» **Exercise goal**: Transcribe every line of the records verbatim.

(Data items)
======

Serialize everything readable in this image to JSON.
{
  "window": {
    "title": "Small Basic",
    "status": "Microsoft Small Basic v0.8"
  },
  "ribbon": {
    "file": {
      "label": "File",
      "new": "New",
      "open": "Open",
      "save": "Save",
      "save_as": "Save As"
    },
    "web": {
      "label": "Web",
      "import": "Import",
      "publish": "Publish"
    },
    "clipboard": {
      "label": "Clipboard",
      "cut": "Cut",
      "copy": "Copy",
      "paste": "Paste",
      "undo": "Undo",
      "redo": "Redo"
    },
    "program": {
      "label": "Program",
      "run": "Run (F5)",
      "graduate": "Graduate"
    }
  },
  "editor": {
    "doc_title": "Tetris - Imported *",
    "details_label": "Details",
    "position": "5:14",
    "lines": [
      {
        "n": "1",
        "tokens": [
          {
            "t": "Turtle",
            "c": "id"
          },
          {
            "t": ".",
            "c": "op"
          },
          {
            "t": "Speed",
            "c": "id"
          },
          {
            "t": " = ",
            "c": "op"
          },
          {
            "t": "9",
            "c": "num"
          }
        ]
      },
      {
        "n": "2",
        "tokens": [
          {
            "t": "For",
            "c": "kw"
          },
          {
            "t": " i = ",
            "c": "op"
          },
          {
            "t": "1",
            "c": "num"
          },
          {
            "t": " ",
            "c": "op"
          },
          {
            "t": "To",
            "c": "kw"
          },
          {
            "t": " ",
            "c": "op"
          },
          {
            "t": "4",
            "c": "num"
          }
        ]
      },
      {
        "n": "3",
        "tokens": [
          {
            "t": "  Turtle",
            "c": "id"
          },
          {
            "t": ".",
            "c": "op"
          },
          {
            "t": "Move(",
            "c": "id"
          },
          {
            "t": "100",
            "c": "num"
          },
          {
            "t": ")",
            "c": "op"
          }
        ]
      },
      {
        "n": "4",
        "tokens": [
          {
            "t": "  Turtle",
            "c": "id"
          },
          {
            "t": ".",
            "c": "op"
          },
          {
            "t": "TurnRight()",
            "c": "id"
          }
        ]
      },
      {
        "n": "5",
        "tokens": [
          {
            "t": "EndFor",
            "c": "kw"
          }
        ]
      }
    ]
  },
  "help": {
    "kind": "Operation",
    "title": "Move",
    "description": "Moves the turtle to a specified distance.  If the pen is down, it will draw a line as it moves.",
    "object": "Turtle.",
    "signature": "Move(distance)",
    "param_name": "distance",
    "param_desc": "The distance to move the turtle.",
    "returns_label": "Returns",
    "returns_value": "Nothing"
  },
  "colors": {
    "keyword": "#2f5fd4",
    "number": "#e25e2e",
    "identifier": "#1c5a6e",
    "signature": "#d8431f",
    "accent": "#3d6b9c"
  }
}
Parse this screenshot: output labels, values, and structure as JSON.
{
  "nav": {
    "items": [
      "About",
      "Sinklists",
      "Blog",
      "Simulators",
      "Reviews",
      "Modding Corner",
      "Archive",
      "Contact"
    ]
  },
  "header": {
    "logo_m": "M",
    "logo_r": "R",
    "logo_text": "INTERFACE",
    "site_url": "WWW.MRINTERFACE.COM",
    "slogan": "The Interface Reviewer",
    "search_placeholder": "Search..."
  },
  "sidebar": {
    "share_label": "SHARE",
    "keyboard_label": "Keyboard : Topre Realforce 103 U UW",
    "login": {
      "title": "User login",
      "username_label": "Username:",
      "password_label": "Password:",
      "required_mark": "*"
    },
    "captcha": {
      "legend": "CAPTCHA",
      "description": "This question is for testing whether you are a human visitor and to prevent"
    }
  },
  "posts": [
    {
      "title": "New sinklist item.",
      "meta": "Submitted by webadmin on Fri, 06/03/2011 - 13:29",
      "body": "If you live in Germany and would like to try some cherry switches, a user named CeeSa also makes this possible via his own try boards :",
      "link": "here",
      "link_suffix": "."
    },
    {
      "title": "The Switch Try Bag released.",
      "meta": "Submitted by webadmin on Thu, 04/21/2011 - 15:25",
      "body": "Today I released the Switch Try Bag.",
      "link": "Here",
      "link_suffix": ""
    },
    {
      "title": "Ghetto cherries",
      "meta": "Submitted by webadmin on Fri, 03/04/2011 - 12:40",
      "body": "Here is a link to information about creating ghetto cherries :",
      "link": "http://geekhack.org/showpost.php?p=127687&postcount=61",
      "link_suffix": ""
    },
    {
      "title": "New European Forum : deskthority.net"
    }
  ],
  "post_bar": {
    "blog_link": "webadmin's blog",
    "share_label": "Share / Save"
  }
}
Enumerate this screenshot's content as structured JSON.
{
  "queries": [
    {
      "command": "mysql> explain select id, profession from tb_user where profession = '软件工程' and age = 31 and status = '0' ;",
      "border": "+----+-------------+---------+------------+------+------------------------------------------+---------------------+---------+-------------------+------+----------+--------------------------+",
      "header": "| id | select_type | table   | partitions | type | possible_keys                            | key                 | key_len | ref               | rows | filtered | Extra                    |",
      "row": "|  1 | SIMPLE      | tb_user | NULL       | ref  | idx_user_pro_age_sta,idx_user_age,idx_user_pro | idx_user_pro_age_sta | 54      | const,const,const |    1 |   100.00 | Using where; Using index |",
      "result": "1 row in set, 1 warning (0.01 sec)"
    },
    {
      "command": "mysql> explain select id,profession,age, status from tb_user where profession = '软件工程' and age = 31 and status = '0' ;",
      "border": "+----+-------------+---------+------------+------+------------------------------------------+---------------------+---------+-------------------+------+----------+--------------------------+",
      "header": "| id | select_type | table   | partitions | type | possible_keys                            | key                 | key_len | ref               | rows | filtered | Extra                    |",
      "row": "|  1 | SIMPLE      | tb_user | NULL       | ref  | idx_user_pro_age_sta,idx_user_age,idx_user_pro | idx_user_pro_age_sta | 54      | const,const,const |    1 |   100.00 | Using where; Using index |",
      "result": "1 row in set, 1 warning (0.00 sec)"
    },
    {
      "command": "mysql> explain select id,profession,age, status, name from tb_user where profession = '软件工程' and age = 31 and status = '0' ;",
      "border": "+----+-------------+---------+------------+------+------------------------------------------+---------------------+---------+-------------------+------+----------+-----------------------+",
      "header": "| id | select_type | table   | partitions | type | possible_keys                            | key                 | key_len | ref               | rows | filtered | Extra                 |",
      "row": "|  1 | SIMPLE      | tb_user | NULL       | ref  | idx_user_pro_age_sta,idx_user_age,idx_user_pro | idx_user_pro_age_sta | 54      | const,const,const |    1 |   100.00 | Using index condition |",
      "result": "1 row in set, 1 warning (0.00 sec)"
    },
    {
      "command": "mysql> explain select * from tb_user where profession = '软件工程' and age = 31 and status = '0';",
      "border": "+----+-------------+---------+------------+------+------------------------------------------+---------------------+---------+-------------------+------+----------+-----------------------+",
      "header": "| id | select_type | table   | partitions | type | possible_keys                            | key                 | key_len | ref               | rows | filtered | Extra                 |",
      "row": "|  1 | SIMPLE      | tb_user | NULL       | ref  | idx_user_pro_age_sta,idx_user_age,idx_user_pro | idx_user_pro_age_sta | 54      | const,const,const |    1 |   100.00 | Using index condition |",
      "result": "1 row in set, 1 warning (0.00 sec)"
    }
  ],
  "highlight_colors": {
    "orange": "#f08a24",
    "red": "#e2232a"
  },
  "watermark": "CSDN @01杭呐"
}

======

» **Task result**:
Serialize everything readable in this image to JSON.
{
  "window": {
    "title": "Small Basic",
    "status": "Microsoft Small Basic v0.8"
  },
  "ribbon": {
    "file": {
      "label": "File",
      "new": "New",
      "open": "Open",
      "save": "Save",
      "save_as": "Save As"
    },
    "web": {
      "label": "Web",
      "import": "Import",
      "publish": "Publish"
    },
    "clipboard": {
      "label": "Clipboard",
      "cut": "Cut",
      "copy": "Copy",
      "paste": "Paste",
      "undo": "Undo",
      "redo": "Redo"
    },
    "program": {
      "label": "Program",
      "run": "Run (F5)",
      "graduate": "Graduate"
    }
  },
  "editor": {
    "doc_title": "Tetris - Imported *",
    "details_label": "Details",
    "position": "5:14",
    "lines": [
      {
        "n": "1",
        "tokens": [
          {
            "t": "Turtle",
            "c": "id"
          },
          {
            "t": ".",
            "c": "op"
          },
          {
            "t": "Speed",
            "c": "id"
          },
          {
            "t": " = ",
            "c": "op"
          },
          {
            "t": "9",
            "c": "num"
          }
        ]
      },
      {
        "n": "2",
        "tokens": [
          {
            "t": "For",
            "c": "kw"
          },
          {
            "t": " i = ",
            "c": "op"
          },
          {
            "t": "1",
            "c": "num"
          },
          {
            "t": " ",
            "c": "op"
          },
          {
            "t": "To",
            "c": "kw"
          },
          {
            "t": " ",
            "c": "op"
          },
          {
            "t": "4",
            "c": "num"
          }
        ]
      },
      {
        "n": "3",
        "tokens": [
          {
            "t": "  Turtle",
            "c": "id"
          },
          {
            "t": ".",
            "c": "op"
          },
          {
            "t": "Move(",
            "c": "id"
          },
          {
            "t": "100",
            "c": "num"
          },
          {
            "t": ")",
            "c": "op"
          }
        ]
      },
      {
        "n": "4",
        "tokens": [
          {
            "t": "  Turtle",
            "c": "id"
          },
          {
            "t": ".",
            "c": "op"
          },
          {
            "t": "TurnRight()",
            "c": "id"
          }
        ]
      },
      {
        "n": "5",
        "tokens": [
          {
            "t": "EndFor",
            "c": "kw"
          }
        ]
      }
    ]
  },
  "help": {
    "kind": "Operation",
    "title": "Move",
    "description": "Moves the turtle to a specified distance.  If the pen is down, it will draw a line as it moves.",
    "object": "Turtle.",
    "signature": "Move(distance)",
    "param_name": "distance",
    "param_desc": "The distance to move the turtle.",
    "returns_label": "Returns",
    "returns_value": "Nothing"
  },
  "colors": {
    "keyword": "#2f5fd4",
    "number": "#e25e2e",
    "identifier": "#1c5a6e",
    "signature": "#d8431f",
    "accent": "#3d6b9c"
  }
}
Parse this screenshot: output labels, values, and structure as JSON.
{
  "nav": {
    "items": [
      "About",
      "Sinklists",
      "Blog",
      "Simulators",
      "Reviews",
      "Modding Corner",
      "Archive",
      "Contact"
    ]
  },
  "header": {
    "logo_m": "M",
    "logo_r": "R",
    "logo_text": "INTERFACE",
    "site_url": "WWW.MRINTERFACE.COM",
    "slogan": "The Interface Reviewer",
    "search_placeholder": "Search..."
  },
  "sidebar": {
    "share_label": "SHARE",
    "keyboard_label": "Keyboard : Topre Realforce 103 U UW",
    "login": {
      "title": "User login",
      "username_label": "Username:",
      "password_label": "Password:",
      "required_mark": "*"
    },
    "captcha": {
      "legend": "CAPTCHA",
      "description": "This question is for testing whether you are a human visitor and to prevent"
    }
  },
  "posts": [
    {
      "title": "New sinklist item.",
      "meta": "Submitted by webadmin on Fri, 06/03/2011 - 13:29",
      "body": "If you live in Germany and would like to try some cherry switches, a user named CeeSa also makes this possible via his own try boards :",
      "link": "here",
      "link_suffix": "."
    },
    {
      "title": "The Switch Try Bag released.",
      "meta": "Submitted by webadmin on Thu, 04/21/2011 - 15:25",
      "body": "Today I released the Switch Try Bag.",
      "link": "Here",
      "link_suffix": ""
    },
    {
      "title": "Ghetto cherries",
      "meta": "Submitted by webadmin on Fri, 03/04/2011 - 12:40",
      "body": "Here is a link to information about creating ghetto cherries :",
      "link": "http://geekhack.org/showpost.php?p=127687&postcount=61",
      "link_suffix": ""
    },
    {
      "title": "New European Forum : deskthority.net"
    }
  ],
  "post_bar": {
    "blog_link": "webadmin's blog",
    "share_label": "Share / Save"
  }
}
Enumerate this screenshot's content as structured JSON.
{
  "queries": [
    {
      "command": "mysql> explain select id, profession from tb_user where profession = '软件工程' and age = 31 and status = '0' ;",
      "border": "+----+-------------+---------+------------+------+------------------------------------------+---------------------+---------+-------------------+------+----------+--------------------------+",
      "header": "| id | select_type | table   | partitions | type | possible_keys                            | key                 | key_len | ref               | rows | filtered | Extra                    |",
      "row": "|  1 | SIMPLE      | tb_user | NULL       | ref  | idx_user_pro_age_sta,idx_user_age,idx_user_pro | idx_user_pro_age_sta | 54      | const,const,const |    1 |   100.00 | Using where; Using index |",
      "result": "1 row in set, 1 warning (0.01 sec)"
    },
    {
      "command": "mysql> explain select id,profession,age, status from tb_user where profession = '软件工程' and age = 31 and status = '0' ;",
      "border": "+----+-------------+---------+------------+------+------------------------------------------+---------------------+---------+-------------------+------+----------+--------------------------+",
      "header": "| id | select_type | table   | partitions | type | possible_keys                            | key                 | key_len | ref               | rows | filtered | Extra                    |",
      "row": "|  1 | SIMPLE      | tb_user | NULL       | ref  | idx_user_pro_age_sta,idx_user_age,idx_user_pro | idx_user_pro_age_sta | 54      | const,const,const |    1 |   100.00 | Using where; Using index |",
      "result": "1 row in set, 1 warning (0.00 sec)"
    },
    {
      "command": "mysql> explain select id,profession,age, status, name from tb_user where profession = '软件工程' and age = 31 and status = '0' ;",
      "border": "+----+-------------+---------+------------+------+------------------------------------------+---------------------+---------+-------------------+------+----------+-----------------------+",
      "header": "| id | select_type | table   | partitions | type | possible_keys                            | key                 | key_len | ref               | rows | filtered | Extra                 |",
      "row": "|  1 | SIMPLE      | tb_user | NULL       | ref  | idx_user_pro_age_sta,idx_user_age,idx_user_pro | idx_user_pro_age_sta | 54      | const,const,const |    1 |   100.00 | Using index condition |",
      "result": "1 row in set, 1 warning (0.00 sec)"
    },
    {
      "command": "mysql> explain select * from tb_user where profession = '软件工程' and age = 31 and status = '0';",
      "border": "+----+-------------+---------+------------+------+------------------------------------------+---------------------+---------+-------------------+------+----------+-----------------------+",
      "header": "| id | select_type | table   | partitions | type | possible_keys                            | key                 | key_len | ref               | rows | filtered | Extra                 |",
      "row": "|  1 | SIMPLE      | tb_user | NULL       | ref  | idx_user_pro_age_sta,idx_user_age,idx_user_pro | idx_user_pro_age_sta | 54      | const,const,const |    1 |   100.00 | Using index condition |",
      "result": "1 row in set, 1 warning (0.00 sec)"
    }
  ],
  "highlight_colors": {
    "orange": "#f08a24",
    "red": "#e2232a"
  },
  "watermark": "CSDN @01杭呐"
}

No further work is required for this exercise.